Directions for this task:
Pull out each line of the records holding the string "till".

Data provided:
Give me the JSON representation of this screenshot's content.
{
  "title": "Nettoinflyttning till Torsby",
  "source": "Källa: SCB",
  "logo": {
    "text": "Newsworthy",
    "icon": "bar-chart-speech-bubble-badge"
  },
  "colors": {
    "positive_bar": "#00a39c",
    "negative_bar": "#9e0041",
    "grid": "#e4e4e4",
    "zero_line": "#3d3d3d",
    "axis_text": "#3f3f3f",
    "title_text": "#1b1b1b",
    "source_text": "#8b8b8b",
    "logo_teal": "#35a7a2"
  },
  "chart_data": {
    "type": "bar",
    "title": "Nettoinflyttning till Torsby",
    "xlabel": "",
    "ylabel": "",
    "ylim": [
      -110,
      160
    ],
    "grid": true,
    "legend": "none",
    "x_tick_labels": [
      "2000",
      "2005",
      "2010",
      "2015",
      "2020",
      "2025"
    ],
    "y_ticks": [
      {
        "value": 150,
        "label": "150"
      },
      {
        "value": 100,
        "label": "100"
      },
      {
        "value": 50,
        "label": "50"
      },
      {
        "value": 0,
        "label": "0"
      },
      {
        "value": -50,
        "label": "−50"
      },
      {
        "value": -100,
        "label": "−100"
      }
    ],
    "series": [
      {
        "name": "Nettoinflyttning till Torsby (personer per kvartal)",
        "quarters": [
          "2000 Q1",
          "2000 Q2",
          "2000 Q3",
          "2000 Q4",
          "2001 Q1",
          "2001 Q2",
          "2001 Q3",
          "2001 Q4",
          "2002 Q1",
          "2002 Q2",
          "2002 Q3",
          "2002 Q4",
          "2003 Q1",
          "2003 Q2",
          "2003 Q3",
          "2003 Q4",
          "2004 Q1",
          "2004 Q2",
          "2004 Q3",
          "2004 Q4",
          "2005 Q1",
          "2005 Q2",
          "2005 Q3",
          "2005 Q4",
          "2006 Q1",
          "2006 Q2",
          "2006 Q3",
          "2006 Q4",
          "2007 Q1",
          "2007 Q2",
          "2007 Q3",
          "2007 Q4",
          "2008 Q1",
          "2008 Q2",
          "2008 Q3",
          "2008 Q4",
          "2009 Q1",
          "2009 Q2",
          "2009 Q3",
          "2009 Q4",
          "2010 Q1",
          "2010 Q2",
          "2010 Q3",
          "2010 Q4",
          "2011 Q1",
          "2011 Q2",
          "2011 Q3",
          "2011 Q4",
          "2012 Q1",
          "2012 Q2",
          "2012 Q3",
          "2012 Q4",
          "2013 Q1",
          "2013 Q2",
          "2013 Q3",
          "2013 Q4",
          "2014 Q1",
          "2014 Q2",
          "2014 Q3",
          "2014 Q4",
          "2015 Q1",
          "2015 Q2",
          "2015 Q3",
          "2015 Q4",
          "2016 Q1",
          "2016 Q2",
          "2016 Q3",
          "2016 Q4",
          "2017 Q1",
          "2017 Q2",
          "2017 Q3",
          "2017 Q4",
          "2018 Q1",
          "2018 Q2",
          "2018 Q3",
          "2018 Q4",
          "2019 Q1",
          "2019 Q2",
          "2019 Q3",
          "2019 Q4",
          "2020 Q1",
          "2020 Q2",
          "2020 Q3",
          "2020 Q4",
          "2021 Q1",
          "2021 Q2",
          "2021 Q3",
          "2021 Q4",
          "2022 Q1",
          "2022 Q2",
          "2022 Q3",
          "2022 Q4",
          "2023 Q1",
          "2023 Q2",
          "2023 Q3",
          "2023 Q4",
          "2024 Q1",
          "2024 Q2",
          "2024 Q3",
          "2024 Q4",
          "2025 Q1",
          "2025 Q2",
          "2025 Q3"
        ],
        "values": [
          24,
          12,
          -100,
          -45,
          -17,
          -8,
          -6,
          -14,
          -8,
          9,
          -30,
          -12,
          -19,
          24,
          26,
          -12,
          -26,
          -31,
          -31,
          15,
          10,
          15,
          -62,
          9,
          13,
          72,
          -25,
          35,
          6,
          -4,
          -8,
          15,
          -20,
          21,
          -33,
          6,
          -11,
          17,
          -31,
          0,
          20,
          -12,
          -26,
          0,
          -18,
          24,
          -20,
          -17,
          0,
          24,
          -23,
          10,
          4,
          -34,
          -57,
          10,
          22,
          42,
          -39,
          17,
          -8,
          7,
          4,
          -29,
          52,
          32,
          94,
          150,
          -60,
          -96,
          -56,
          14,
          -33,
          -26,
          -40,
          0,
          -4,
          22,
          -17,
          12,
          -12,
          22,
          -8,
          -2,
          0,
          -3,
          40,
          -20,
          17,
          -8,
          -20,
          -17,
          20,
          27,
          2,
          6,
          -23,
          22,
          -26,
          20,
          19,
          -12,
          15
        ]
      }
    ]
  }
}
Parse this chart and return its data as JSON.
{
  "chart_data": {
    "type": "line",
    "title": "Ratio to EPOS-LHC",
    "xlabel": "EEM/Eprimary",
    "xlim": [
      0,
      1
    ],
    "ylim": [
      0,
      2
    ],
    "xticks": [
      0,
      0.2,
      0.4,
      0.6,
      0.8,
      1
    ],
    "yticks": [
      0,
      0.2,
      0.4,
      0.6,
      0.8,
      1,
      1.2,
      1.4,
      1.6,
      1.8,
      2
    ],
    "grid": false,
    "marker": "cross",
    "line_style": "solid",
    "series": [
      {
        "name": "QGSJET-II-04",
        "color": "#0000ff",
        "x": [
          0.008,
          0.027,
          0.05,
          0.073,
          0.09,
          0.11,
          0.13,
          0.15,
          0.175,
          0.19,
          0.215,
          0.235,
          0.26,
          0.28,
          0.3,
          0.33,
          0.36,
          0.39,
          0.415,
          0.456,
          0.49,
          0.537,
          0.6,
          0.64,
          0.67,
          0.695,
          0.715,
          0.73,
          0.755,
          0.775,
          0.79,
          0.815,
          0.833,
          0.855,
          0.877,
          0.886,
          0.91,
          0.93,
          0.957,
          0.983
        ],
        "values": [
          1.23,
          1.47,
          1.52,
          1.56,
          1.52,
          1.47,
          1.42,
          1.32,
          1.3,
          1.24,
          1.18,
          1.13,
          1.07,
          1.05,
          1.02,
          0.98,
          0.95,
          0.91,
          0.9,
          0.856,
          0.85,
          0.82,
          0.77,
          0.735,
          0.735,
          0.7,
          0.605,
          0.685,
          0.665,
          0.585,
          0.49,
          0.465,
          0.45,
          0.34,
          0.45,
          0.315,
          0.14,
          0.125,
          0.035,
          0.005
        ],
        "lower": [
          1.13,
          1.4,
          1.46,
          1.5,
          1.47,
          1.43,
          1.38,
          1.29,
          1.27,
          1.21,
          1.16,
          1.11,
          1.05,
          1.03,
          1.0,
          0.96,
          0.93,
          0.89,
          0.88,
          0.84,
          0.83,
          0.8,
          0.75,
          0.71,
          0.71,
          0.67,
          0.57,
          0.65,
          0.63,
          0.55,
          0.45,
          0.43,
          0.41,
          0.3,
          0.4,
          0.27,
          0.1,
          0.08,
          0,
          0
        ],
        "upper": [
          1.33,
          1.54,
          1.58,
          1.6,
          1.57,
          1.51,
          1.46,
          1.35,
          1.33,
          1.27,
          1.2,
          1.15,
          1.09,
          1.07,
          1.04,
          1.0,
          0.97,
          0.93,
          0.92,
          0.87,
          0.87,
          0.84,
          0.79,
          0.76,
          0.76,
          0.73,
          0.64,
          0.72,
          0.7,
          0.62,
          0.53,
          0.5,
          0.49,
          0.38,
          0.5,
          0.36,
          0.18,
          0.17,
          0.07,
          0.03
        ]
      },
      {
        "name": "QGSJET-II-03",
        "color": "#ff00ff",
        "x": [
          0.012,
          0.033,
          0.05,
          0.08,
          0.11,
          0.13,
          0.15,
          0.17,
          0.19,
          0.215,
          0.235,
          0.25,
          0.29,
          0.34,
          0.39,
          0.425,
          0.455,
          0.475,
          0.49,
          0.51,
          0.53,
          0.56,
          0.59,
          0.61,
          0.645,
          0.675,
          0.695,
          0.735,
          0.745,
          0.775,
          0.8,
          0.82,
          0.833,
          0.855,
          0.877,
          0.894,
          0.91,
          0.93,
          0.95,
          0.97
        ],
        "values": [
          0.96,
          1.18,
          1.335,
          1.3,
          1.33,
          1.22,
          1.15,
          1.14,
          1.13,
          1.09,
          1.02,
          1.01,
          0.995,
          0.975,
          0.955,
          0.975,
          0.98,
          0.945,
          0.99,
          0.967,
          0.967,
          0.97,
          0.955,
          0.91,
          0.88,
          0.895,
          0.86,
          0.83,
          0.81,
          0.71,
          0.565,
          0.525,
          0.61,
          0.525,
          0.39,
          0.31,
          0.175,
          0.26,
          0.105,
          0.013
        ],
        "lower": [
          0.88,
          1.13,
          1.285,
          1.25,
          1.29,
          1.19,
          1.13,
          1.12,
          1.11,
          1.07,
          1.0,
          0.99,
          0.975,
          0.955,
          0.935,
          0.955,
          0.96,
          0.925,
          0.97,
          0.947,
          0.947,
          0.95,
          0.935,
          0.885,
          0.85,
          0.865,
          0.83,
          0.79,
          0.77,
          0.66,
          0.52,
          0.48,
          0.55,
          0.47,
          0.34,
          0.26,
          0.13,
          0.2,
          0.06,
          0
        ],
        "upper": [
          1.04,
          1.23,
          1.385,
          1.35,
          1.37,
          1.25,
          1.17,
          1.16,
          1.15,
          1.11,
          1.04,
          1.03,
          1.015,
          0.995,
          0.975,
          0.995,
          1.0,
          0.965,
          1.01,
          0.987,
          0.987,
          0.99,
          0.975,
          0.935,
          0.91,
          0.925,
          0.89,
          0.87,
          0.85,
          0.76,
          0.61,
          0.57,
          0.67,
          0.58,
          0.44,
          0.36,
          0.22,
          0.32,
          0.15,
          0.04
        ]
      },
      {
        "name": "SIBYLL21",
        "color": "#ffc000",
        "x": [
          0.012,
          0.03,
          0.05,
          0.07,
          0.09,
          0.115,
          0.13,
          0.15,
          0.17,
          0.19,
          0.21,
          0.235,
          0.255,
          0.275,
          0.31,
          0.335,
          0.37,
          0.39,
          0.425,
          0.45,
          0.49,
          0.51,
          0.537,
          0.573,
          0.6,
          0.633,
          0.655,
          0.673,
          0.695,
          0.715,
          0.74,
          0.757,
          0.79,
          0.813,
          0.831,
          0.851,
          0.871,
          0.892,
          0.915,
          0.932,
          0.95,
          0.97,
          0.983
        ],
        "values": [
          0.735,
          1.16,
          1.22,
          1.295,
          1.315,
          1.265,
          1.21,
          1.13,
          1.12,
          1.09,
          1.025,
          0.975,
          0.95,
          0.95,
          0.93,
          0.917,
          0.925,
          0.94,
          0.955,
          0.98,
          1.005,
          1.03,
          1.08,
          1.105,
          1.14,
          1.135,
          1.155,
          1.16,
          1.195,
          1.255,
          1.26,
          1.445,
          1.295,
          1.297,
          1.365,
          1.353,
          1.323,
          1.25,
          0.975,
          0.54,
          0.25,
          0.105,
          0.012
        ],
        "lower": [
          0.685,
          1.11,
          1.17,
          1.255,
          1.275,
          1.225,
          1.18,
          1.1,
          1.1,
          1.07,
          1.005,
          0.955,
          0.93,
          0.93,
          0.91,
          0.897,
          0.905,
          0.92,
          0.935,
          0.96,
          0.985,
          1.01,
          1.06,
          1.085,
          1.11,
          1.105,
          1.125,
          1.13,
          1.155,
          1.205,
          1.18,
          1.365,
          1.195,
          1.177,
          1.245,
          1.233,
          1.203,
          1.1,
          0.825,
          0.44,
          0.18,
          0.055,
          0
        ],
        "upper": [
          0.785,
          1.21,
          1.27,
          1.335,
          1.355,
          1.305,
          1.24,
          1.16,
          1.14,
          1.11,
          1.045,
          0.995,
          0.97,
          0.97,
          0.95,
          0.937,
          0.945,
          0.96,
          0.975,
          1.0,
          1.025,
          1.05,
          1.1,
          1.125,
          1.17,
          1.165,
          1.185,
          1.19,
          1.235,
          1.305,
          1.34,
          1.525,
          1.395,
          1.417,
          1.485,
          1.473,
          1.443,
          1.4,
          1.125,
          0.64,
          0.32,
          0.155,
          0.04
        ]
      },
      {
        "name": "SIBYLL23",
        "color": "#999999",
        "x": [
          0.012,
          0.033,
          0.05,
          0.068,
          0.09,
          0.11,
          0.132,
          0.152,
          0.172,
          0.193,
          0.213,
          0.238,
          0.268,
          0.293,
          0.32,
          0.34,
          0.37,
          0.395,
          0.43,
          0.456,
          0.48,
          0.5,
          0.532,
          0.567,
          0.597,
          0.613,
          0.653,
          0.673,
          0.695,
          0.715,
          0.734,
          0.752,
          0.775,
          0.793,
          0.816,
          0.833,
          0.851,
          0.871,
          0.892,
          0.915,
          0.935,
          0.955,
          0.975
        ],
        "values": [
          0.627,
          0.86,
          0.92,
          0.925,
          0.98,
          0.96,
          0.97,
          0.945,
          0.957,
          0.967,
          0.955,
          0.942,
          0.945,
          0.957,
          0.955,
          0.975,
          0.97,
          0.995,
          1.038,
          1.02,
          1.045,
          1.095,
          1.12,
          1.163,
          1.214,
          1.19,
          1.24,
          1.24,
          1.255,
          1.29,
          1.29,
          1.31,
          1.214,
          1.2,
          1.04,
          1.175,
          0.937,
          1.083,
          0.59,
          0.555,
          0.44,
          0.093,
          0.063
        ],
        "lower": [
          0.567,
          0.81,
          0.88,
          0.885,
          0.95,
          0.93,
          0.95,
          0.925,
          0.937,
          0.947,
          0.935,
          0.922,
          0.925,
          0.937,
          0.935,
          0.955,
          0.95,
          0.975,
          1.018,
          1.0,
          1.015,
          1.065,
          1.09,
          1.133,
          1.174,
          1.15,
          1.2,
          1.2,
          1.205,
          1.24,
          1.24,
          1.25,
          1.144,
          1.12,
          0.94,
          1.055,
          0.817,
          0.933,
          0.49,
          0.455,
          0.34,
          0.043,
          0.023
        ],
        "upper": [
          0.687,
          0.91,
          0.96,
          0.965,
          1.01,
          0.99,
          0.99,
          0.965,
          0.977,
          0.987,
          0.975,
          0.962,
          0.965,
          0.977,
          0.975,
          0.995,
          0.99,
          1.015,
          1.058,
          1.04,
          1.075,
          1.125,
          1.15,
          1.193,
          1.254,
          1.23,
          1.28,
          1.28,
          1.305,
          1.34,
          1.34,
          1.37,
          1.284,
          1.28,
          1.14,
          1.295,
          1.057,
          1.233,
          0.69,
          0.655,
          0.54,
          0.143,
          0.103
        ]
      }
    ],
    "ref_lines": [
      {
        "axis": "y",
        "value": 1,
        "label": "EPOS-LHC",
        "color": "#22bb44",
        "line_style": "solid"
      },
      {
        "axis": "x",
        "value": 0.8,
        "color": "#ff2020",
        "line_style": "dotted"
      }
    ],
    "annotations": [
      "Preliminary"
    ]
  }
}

Response to the exercise:
  "title": "Nettoinflyttning till Torsby",
    "title": "Nettoinflyttning till Torsby",
        "name": "Nettoinflyttning till Torsby (personer per kvartal)",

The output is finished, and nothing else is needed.